**OBJECTIVE**
Scan the data below. Pull out each line where "coil" occurs.

[Dataset entries]
- - - - -

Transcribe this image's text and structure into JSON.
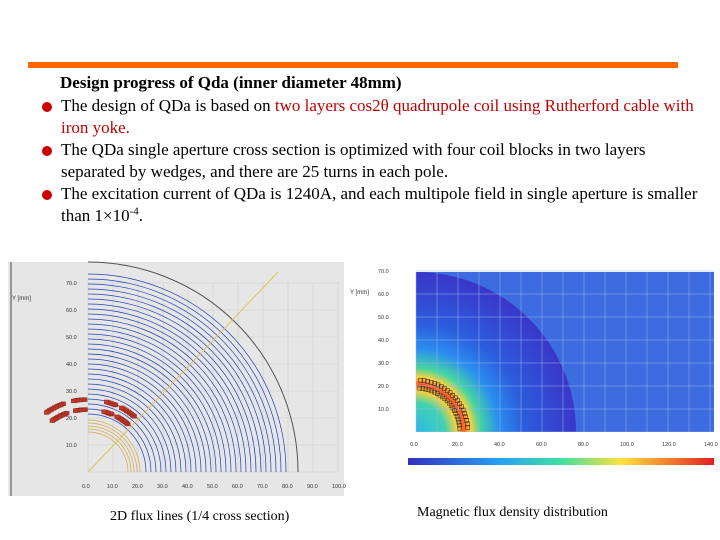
{
  "slide": {
    "heading": "Design progress of Qda (inner diameter 48mm)",
    "accent_color": "#ff6600",
    "bullet_color": "#cc0000",
    "bullets": [
      {
        "pre": "The design of QDa is based on ",
        "hl": "two layers cos2θ quadrupole coil using Rutherford cable with iron yoke.",
        "post": ""
      },
      {
        "pre": "The QDa single aperture cross section is optimized with four coil blocks in two layers separated by wedges, and there are 25 turns in each pole.",
        "hl": "",
        "post": ""
      },
      {
        "pre": "The excitation current of QDa is 1240A, and each multipole field in single aperture is smaller than 1×10",
        "sup": "-4",
        "post": "."
      }
    ]
  },
  "figure_flux_lines": {
    "caption": "2D flux lines (1/4 cross section)",
    "y_axis_label": "Y [mm]",
    "y_ticks": [
      "70.0",
      "60.0",
      "50.0",
      "40.0",
      "30.0",
      "20.0",
      "10.0"
    ],
    "x_ticks": [
      "0.0",
      "10.0",
      "20.0",
      "30.0",
      "40.0",
      "50.0",
      "60.0",
      "70.0",
      "80.0",
      "90.0",
      "100.0"
    ]
  },
  "figure_flux_density": {
    "caption": "Magnetic flux density distribution",
    "y_axis_label": "Y [mm]",
    "y_ticks": [
      "70.0",
      "60.0",
      "50.0",
      "40.0",
      "30.0",
      "20.0",
      "10.0"
    ],
    "x_ticks": [
      "0.0",
      "20.0",
      "40.0",
      "60.0",
      "80.0",
      "100.0",
      "120.0",
      "140.0"
    ]
  }
}
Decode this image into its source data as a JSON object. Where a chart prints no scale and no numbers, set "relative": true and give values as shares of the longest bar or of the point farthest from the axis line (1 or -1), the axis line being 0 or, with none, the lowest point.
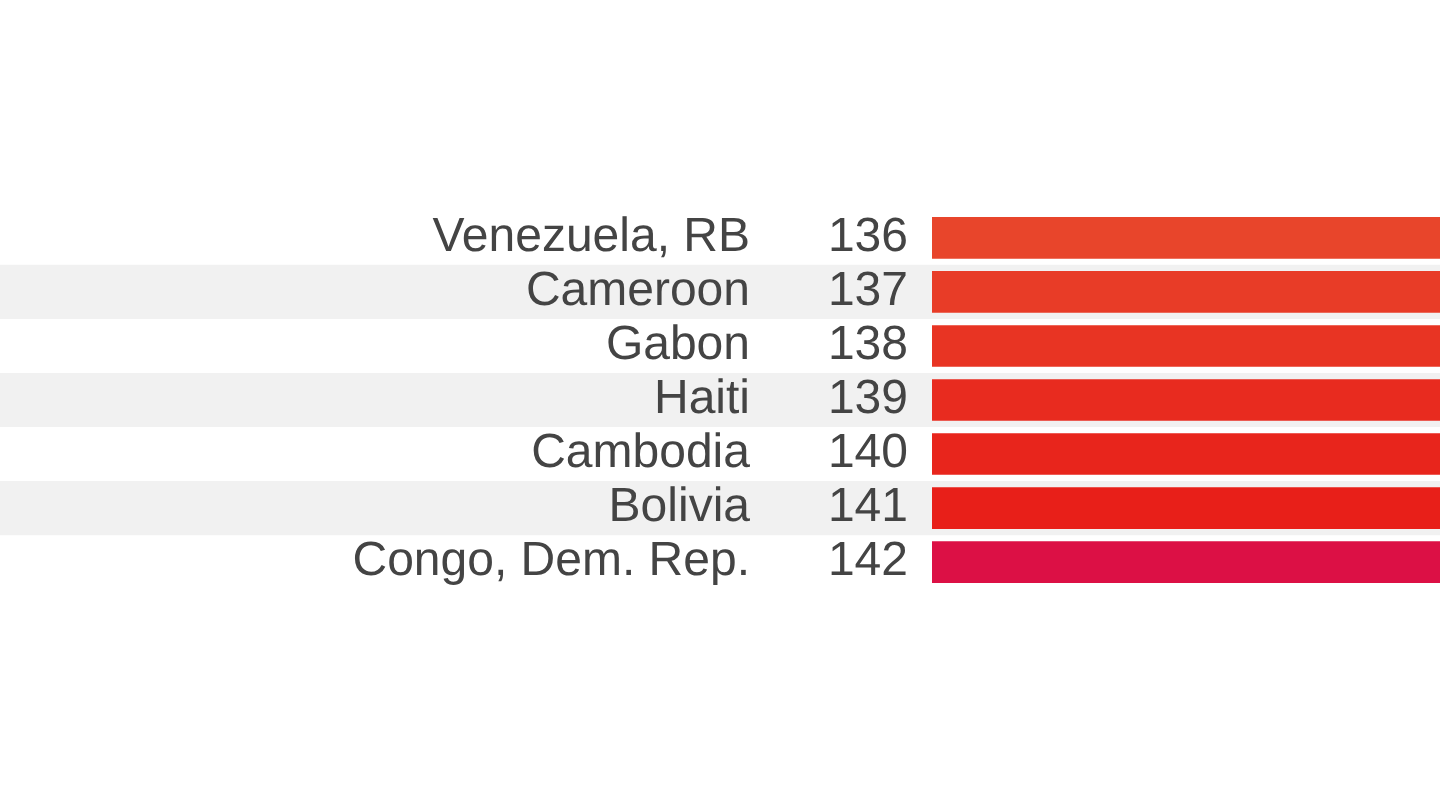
{
  "chart_data": {
    "type": "bar",
    "orientation": "horizontal",
    "relative": true,
    "categories": [
      "Venezuela, RB",
      "Cameroon",
      "Gabon",
      "Haiti",
      "Cambodia",
      "Bolivia",
      "Congo, Dem. Rep."
    ],
    "values": [
      1,
      1,
      1,
      1,
      1,
      1,
      1
    ],
    "colors": [
      "#e8452b",
      "#e83c27",
      "#e83423",
      "#e82b1f",
      "#e8251c",
      "#e81f19",
      "#dc1045"
    ],
    "annotations": [
      "136",
      "137",
      "138",
      "139",
      "140",
      "141",
      "142"
    ],
    "bands": [
      {
        "axis": "y",
        "from": "Cameroon",
        "to": "Cameroon",
        "color": "#f1f1f1"
      },
      {
        "axis": "y",
        "from": "Haiti",
        "to": "Haiti",
        "color": "#f1f1f1"
      },
      {
        "axis": "y",
        "from": "Bolivia",
        "to": "Bolivia",
        "color": "#f1f1f1"
      }
    ],
    "legend": false
  }
}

- - - - -

**EXERCISE OUTPUT**
        "hl": "two layers cos2θ quadrupole coil using Rutherford cable with iron yoke.",
        "pre": "The QDa single aperture cross section is optimized with four coil blocks in two layers separated by wedges, and there are 25 turns in each pole.",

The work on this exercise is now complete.